Items from a dataset:
__________

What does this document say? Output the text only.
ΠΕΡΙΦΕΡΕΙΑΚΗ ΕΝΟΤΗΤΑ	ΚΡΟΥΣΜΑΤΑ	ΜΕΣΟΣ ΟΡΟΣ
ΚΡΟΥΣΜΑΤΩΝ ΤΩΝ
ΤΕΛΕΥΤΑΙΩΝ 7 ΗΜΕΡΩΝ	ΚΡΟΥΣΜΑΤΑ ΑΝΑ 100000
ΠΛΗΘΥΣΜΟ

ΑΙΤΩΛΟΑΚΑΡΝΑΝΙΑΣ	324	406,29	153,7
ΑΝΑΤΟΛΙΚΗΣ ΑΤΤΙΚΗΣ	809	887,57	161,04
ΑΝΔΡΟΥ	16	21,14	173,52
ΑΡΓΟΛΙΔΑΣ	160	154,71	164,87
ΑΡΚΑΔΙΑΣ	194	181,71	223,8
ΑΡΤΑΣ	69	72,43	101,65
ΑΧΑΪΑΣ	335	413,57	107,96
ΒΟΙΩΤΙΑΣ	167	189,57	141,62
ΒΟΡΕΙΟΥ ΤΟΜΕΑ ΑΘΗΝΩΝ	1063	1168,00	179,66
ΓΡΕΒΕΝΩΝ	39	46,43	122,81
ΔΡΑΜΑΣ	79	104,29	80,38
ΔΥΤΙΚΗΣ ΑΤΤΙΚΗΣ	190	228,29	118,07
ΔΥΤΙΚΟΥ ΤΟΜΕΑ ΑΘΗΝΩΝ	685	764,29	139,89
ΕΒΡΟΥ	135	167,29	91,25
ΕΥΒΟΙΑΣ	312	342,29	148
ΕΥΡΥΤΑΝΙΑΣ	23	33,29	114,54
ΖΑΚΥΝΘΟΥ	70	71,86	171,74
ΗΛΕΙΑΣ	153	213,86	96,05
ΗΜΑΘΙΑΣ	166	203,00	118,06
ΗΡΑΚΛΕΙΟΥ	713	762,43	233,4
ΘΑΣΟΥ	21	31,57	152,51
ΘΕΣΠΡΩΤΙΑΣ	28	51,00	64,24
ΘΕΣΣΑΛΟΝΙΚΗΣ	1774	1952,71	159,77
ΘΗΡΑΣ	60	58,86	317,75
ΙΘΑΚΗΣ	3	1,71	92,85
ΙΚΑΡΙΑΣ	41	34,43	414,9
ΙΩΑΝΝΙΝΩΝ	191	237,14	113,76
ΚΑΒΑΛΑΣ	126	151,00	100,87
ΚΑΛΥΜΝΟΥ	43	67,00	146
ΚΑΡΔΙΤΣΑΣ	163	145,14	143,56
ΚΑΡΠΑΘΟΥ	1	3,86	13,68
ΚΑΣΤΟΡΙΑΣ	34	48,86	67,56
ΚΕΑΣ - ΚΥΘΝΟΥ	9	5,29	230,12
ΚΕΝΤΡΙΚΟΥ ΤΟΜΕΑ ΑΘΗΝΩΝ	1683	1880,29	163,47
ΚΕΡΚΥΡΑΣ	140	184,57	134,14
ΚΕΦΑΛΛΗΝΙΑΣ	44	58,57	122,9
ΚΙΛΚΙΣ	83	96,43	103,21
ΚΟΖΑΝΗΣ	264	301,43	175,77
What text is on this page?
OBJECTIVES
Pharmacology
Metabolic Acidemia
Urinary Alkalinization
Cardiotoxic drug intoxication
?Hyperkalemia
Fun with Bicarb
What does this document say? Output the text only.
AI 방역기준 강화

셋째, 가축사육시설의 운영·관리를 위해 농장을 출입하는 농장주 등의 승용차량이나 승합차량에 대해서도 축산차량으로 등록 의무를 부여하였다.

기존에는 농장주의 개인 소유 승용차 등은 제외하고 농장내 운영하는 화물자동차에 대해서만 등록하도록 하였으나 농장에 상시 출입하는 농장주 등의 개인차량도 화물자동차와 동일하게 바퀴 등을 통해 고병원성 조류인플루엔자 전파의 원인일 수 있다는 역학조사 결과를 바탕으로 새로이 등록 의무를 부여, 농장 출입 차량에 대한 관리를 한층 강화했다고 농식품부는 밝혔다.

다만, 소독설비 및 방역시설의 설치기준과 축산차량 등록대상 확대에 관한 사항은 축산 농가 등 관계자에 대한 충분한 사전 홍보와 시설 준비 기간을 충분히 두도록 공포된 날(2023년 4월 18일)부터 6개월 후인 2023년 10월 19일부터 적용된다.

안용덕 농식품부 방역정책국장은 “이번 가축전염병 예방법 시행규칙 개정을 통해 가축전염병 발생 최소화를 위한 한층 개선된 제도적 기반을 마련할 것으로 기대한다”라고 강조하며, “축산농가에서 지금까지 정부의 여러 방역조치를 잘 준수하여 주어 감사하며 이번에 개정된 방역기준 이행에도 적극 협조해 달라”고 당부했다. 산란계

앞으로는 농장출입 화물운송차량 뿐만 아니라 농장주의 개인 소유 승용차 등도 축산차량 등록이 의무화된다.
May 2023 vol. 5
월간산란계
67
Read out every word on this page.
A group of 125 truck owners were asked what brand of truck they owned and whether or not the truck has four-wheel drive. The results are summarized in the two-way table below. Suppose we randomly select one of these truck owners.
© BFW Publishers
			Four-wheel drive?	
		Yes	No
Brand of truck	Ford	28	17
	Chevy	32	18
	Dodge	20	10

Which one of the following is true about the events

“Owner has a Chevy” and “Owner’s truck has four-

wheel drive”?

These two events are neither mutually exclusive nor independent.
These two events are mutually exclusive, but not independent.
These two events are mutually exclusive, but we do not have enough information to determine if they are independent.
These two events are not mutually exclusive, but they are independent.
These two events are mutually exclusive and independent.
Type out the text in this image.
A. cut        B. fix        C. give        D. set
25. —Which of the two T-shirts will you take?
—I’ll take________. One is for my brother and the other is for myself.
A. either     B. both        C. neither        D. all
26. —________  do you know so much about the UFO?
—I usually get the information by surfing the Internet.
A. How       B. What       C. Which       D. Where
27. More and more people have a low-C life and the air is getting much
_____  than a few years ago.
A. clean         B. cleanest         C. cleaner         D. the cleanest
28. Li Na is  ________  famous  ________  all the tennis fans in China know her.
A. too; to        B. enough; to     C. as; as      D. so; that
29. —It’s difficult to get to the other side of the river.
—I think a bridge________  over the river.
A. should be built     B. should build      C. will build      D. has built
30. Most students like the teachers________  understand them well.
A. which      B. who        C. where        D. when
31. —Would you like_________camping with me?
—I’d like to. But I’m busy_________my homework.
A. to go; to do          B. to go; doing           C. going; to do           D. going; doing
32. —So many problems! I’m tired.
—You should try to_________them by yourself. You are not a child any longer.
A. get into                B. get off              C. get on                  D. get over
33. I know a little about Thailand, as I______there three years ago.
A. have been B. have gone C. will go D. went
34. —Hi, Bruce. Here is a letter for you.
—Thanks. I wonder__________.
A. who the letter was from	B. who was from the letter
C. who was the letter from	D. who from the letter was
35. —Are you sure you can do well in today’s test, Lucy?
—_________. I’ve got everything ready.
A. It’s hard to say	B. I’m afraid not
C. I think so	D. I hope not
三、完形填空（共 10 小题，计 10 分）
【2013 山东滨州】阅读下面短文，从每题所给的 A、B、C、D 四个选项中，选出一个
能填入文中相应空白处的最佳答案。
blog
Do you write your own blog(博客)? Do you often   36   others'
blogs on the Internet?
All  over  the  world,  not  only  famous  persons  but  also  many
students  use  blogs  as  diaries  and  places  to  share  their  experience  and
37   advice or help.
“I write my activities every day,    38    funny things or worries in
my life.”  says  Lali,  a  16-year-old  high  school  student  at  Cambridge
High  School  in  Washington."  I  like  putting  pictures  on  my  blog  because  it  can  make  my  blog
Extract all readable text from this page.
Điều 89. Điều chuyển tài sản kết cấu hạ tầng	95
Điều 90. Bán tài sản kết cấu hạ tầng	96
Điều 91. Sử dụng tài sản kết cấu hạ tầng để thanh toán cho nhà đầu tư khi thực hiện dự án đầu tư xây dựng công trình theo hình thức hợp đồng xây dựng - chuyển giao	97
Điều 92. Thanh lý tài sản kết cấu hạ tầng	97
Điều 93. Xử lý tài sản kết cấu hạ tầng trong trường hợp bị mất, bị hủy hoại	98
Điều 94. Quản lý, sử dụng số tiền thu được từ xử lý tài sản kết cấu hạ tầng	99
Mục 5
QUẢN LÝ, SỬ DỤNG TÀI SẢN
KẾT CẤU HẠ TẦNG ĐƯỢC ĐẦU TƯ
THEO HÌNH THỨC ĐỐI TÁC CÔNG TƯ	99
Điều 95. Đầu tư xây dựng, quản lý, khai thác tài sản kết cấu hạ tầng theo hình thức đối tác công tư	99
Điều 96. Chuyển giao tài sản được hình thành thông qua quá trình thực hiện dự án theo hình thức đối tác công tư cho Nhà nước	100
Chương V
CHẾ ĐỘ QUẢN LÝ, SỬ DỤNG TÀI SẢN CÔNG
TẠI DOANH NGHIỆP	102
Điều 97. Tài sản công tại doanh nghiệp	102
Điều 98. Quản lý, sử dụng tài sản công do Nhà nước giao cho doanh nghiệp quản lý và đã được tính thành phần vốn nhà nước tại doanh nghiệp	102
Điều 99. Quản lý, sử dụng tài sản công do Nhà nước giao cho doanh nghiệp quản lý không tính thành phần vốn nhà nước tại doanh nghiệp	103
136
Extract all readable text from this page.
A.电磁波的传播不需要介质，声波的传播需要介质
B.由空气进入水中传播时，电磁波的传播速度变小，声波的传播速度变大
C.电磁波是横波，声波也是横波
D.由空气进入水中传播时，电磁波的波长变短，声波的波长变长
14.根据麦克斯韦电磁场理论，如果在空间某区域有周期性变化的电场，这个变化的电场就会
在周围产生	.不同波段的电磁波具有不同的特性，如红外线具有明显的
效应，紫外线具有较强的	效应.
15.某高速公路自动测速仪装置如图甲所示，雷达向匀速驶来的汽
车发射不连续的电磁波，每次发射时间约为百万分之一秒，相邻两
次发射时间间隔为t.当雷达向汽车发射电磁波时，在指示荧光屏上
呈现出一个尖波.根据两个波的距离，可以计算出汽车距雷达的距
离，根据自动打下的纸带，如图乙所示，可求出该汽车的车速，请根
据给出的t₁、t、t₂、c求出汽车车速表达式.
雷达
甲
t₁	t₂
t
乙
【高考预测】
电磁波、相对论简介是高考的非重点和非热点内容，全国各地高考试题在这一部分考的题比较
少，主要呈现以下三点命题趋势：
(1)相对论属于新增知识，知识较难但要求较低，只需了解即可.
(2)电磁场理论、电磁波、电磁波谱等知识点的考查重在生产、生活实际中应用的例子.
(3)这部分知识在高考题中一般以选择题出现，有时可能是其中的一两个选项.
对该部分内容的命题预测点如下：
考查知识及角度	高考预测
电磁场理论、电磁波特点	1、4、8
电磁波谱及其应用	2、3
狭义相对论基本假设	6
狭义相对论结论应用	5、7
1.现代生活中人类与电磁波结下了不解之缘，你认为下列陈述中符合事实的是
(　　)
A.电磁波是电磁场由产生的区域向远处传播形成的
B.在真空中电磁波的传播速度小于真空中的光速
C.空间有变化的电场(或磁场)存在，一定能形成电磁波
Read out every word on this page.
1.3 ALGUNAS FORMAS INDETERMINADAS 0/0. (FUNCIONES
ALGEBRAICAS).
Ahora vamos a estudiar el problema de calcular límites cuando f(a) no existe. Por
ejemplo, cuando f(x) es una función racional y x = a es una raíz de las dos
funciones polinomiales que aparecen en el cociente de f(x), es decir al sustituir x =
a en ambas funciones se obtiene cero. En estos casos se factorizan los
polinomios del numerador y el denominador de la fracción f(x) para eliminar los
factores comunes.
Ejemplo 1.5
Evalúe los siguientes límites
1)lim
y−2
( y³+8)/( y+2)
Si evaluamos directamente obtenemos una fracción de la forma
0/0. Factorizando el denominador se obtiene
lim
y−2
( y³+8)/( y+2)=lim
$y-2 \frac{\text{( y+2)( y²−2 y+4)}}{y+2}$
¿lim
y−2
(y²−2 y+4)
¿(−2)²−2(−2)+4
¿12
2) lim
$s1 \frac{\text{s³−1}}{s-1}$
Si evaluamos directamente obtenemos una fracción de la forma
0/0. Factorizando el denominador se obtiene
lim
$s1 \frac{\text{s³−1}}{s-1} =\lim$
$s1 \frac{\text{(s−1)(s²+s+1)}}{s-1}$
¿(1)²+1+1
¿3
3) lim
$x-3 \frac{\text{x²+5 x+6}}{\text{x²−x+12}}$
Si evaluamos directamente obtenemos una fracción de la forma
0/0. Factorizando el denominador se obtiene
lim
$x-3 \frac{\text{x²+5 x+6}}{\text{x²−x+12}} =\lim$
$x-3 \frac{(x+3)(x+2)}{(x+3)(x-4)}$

__________

▶ _TASK TO COMPLETE_: Search the entries for the word "letter" and pick out every line that holds it.

▶ _WRITTEN RESPONSE_:
34. —Hi, Bruce. Here is a letter for you.
A. who the letter was from	B. who was from the letter
C. who was the letter from	D. who from the letter was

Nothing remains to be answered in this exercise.